Exercise aim = Copy all lines of the listing that include the string "text".

** Start Data extract **

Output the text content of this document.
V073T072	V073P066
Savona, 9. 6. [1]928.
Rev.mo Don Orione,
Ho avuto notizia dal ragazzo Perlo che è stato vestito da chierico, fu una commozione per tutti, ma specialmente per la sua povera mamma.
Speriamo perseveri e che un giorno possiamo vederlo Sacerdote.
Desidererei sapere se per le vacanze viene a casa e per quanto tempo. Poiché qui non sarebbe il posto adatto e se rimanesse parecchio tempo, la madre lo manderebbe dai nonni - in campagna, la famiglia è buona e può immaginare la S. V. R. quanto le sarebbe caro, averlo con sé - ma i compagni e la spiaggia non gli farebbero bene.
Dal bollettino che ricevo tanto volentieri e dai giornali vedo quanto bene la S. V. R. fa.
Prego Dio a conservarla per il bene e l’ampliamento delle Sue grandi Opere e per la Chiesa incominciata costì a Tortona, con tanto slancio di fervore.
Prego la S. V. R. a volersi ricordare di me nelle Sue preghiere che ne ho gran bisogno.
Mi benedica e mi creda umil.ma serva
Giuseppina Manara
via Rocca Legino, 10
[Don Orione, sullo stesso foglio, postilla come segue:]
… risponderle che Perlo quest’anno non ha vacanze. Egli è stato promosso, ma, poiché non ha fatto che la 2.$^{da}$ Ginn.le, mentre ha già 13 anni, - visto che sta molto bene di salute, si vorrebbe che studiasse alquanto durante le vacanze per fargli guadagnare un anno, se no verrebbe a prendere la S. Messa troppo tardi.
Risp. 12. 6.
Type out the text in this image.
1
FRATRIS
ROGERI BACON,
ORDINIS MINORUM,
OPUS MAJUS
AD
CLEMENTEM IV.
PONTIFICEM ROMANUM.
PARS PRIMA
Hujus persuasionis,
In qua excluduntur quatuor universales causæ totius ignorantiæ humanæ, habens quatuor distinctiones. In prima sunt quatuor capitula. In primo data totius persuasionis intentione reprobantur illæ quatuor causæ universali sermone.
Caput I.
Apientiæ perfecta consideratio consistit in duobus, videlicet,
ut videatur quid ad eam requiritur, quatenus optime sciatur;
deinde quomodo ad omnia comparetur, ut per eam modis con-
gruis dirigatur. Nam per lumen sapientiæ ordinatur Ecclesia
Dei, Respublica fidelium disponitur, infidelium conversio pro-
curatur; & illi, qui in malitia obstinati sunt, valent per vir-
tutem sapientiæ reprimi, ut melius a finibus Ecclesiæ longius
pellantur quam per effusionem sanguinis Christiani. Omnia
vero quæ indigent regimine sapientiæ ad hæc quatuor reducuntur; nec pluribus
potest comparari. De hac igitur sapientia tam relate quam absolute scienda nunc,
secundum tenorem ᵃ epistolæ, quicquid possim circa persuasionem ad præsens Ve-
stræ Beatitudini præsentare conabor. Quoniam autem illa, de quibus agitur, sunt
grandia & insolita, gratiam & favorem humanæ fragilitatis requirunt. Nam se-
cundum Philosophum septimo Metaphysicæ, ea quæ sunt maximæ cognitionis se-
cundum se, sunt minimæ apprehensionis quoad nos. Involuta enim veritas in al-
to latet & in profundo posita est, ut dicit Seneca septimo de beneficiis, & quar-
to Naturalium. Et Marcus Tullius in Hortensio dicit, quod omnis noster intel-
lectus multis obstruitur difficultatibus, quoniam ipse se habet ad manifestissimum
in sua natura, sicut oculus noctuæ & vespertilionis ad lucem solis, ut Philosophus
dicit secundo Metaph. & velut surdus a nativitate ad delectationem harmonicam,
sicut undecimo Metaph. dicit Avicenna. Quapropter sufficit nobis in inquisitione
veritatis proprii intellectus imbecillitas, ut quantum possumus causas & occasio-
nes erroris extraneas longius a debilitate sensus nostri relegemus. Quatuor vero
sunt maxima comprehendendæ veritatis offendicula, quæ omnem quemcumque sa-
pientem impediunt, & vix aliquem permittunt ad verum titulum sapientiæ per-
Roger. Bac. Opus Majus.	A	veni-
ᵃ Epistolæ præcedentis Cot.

** End Data extract **

Problem solution =
Output the text content of this document.
Type out the text in this image.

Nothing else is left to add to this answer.